Go through the records and show each line where the word "Министерством" occurs.

Task material:

<<<<

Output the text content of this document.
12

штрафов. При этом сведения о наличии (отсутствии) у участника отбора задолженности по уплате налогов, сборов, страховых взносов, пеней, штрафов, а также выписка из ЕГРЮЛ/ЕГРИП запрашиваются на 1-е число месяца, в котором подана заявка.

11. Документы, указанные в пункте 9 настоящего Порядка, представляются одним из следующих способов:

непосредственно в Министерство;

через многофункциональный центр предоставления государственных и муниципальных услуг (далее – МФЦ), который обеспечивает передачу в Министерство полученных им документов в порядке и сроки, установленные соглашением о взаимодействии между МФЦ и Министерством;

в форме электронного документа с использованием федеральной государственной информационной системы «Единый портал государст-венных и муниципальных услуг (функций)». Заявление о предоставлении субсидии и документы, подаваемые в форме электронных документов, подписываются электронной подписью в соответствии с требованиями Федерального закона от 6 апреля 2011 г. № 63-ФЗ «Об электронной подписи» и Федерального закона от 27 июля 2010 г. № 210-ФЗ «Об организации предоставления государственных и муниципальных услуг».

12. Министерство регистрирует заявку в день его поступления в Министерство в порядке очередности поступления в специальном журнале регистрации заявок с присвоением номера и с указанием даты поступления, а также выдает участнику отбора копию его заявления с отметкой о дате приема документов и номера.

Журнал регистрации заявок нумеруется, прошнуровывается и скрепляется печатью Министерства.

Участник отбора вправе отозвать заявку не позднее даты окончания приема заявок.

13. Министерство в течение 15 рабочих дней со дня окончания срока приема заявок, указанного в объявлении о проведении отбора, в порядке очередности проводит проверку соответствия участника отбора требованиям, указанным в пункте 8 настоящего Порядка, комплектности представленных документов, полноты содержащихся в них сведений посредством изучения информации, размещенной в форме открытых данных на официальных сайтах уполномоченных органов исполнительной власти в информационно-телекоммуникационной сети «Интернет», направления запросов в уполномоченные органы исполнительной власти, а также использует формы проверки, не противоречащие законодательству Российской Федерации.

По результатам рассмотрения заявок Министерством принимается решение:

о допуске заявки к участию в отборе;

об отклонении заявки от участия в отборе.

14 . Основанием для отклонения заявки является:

>>>>

Solution to this task:
через многофункциональный центр предоставления государственных и муниципальных услуг (далее – МФЦ), который обеспечивает передачу в Министерство полученных им документов в порядке и сроки, установленные соглашением о взаимодействии между МФЦ и Министерством;
По результатам рассмотрения заявок Министерством принимается решение:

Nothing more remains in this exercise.